* begin *

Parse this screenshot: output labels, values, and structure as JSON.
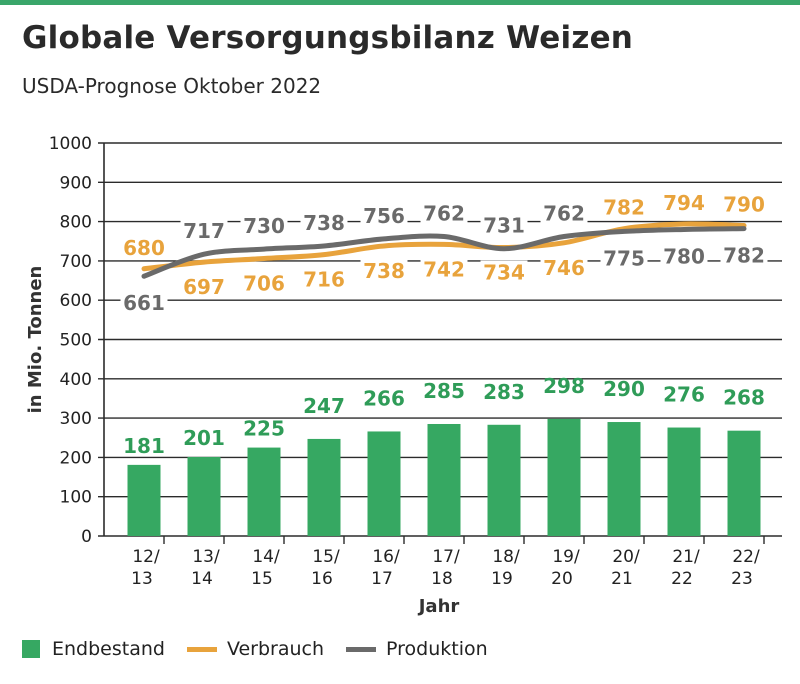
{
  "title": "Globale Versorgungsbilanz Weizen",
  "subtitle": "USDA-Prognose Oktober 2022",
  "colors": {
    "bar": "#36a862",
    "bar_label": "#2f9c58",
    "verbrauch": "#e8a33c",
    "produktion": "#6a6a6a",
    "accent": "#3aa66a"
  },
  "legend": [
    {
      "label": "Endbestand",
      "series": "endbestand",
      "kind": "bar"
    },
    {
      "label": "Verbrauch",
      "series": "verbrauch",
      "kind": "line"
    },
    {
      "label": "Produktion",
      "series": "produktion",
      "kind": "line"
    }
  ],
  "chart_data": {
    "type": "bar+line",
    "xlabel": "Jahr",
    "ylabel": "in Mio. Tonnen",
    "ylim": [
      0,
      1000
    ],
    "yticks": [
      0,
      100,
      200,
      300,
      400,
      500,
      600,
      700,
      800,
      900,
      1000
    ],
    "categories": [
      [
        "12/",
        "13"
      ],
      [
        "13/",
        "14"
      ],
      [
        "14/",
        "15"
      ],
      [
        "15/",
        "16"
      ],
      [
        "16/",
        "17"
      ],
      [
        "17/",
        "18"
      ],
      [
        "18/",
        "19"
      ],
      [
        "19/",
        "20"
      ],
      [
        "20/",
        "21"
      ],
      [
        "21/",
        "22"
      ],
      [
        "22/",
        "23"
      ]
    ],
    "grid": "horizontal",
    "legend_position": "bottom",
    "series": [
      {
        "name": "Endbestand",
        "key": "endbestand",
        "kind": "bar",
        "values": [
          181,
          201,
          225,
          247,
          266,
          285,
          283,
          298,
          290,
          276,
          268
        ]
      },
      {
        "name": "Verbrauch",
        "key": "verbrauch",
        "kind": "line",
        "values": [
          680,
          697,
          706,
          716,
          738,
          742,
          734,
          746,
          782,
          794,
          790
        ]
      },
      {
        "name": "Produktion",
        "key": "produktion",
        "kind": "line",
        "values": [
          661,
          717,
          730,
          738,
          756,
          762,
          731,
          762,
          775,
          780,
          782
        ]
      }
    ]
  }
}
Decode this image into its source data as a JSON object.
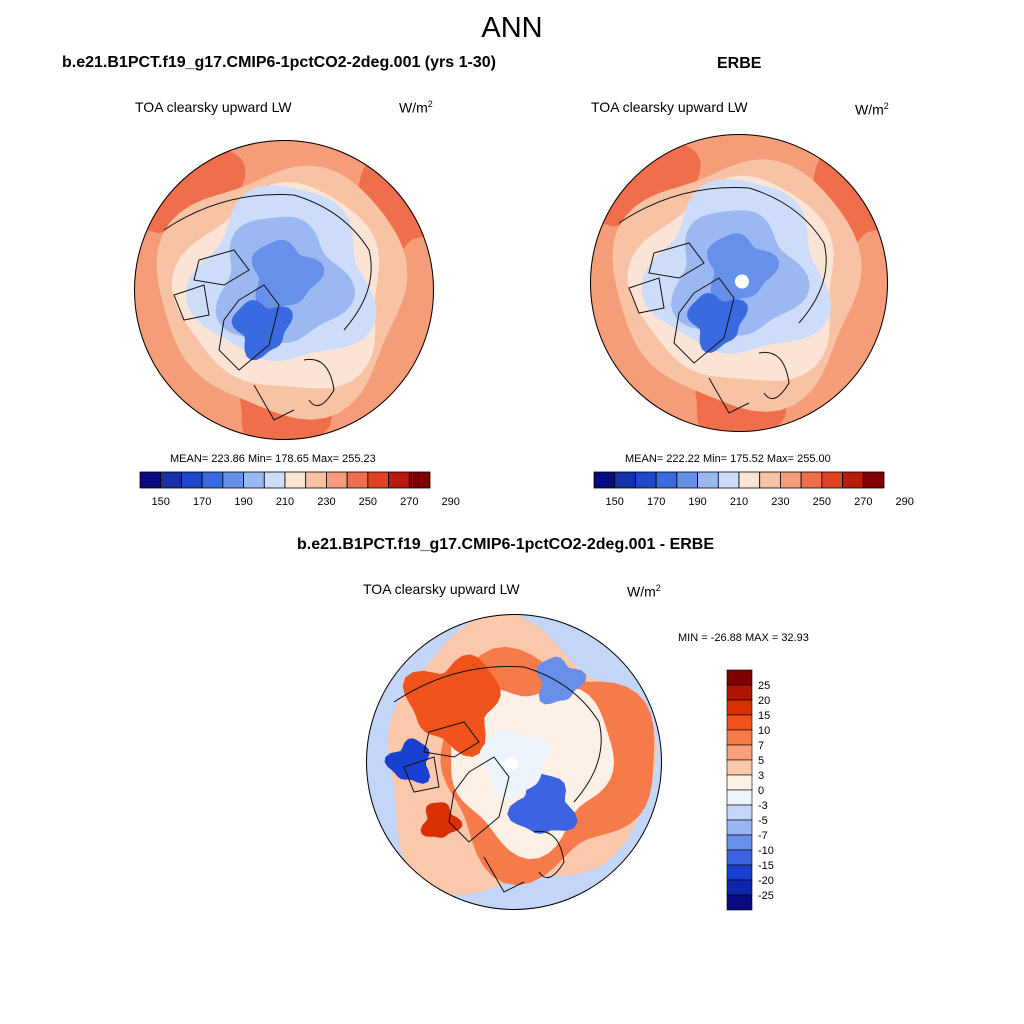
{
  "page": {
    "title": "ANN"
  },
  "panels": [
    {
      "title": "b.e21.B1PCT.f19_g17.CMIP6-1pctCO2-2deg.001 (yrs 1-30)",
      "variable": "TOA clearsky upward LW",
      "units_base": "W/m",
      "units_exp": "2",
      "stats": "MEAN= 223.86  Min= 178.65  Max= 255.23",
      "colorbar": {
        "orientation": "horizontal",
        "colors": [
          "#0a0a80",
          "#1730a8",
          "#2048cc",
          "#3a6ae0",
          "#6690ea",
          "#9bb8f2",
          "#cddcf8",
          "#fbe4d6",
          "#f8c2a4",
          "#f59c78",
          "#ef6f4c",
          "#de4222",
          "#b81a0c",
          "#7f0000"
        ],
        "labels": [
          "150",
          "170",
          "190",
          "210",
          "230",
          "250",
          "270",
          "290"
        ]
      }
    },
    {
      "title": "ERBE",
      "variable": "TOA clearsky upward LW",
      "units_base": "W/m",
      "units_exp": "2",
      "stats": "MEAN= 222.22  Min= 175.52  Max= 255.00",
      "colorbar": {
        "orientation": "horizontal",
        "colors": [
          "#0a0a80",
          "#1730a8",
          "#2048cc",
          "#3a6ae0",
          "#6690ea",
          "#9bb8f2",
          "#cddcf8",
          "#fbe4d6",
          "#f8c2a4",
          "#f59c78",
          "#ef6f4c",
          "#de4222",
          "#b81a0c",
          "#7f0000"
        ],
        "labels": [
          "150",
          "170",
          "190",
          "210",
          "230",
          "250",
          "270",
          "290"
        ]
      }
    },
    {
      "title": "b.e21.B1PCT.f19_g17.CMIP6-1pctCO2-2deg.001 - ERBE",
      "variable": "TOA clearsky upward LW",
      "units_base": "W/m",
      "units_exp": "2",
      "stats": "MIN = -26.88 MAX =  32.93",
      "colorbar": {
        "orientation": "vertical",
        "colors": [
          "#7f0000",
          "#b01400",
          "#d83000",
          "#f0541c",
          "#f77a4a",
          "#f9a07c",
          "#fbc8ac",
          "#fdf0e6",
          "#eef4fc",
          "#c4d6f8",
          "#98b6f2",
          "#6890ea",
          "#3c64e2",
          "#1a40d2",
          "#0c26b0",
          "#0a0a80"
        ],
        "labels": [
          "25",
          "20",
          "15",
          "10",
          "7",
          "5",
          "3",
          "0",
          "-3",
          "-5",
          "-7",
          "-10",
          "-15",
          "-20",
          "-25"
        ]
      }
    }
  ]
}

* end *
* begin *

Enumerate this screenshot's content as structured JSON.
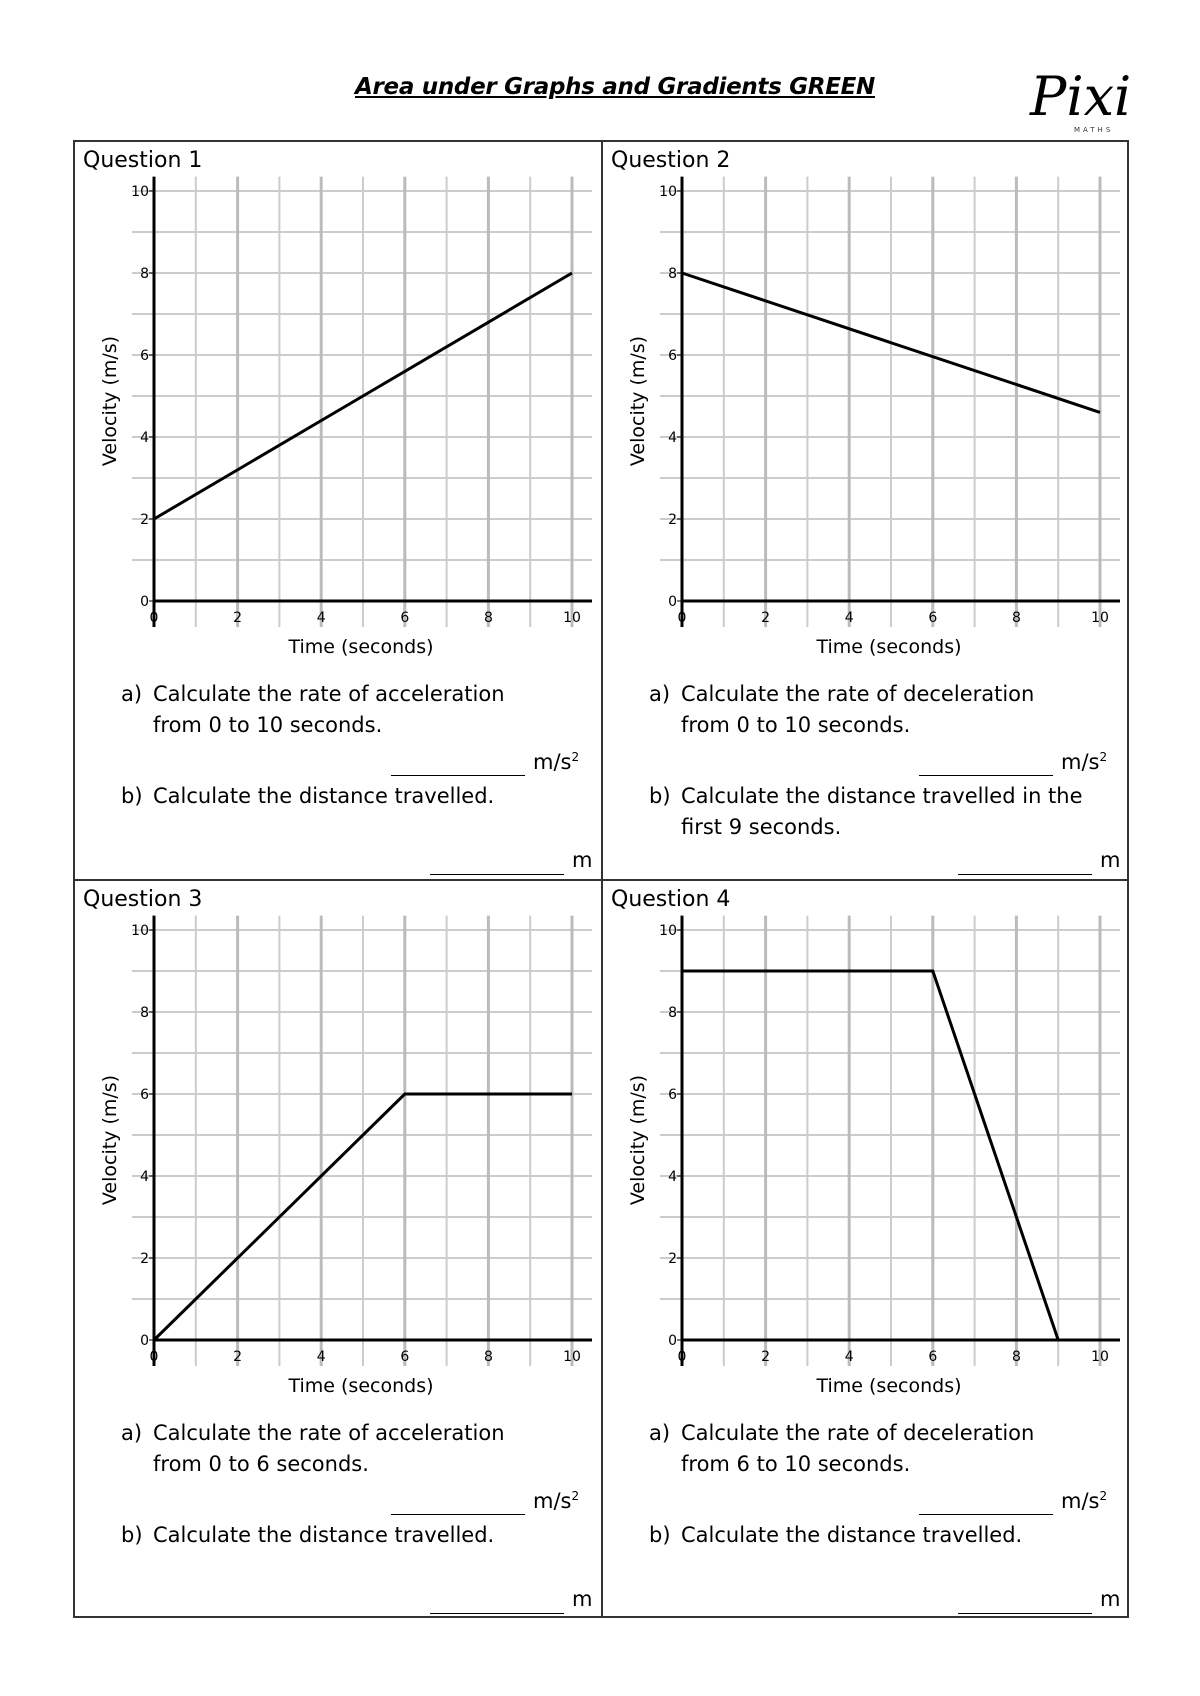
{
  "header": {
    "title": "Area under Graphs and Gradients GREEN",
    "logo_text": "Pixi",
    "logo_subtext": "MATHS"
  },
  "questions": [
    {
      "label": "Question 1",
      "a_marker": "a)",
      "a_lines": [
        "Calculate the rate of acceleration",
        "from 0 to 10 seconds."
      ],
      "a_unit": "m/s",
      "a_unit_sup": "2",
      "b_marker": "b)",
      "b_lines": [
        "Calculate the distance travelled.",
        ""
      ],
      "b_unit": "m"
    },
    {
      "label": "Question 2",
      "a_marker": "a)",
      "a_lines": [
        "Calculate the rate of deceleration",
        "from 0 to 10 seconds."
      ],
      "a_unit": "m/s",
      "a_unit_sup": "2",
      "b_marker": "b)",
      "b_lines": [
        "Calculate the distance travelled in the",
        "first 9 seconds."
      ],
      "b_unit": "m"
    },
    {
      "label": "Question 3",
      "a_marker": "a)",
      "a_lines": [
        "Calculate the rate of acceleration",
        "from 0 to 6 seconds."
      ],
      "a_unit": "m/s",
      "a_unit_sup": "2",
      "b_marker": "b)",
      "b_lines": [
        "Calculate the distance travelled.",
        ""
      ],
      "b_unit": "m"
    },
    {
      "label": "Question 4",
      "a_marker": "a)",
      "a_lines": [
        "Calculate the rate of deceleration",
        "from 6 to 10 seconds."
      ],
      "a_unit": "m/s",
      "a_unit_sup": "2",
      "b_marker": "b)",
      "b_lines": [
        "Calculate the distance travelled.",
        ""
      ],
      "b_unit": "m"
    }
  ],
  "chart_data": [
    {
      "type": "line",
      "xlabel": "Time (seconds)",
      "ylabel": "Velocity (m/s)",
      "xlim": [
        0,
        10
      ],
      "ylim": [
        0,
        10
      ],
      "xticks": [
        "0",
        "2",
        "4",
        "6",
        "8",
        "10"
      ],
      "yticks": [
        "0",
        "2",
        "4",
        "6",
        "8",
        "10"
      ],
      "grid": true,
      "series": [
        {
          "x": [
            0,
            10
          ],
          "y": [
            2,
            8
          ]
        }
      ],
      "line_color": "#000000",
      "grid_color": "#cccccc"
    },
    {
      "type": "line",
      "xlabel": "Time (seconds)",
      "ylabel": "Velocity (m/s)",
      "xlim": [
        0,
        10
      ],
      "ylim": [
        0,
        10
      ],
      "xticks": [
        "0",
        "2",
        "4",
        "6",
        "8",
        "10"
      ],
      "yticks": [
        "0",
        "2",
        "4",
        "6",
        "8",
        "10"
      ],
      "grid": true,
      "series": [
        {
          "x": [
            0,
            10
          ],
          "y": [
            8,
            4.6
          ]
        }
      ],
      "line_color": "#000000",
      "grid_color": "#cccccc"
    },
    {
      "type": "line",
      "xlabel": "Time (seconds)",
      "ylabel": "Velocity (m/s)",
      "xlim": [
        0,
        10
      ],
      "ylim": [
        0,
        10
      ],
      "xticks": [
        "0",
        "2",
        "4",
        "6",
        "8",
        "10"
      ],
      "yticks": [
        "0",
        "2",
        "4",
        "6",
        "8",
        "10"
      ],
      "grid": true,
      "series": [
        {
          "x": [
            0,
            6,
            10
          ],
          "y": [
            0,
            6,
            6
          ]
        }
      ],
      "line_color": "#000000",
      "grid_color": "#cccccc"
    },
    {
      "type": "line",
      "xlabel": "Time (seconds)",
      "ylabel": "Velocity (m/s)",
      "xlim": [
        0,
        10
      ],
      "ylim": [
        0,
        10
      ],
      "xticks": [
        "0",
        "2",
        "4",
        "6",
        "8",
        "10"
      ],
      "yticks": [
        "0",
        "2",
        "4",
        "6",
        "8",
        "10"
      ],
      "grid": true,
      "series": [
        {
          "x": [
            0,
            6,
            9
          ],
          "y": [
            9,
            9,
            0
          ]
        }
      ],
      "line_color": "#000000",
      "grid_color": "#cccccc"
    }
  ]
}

* end *

● **Given instruction**
Read the data above. Pull out each line in which the string "screenshot" appears.

● **Exercise solution**
Parse this screenshot: output labels, values, and structure as JSON.
Enumerate this screenshot's content as structured JSON.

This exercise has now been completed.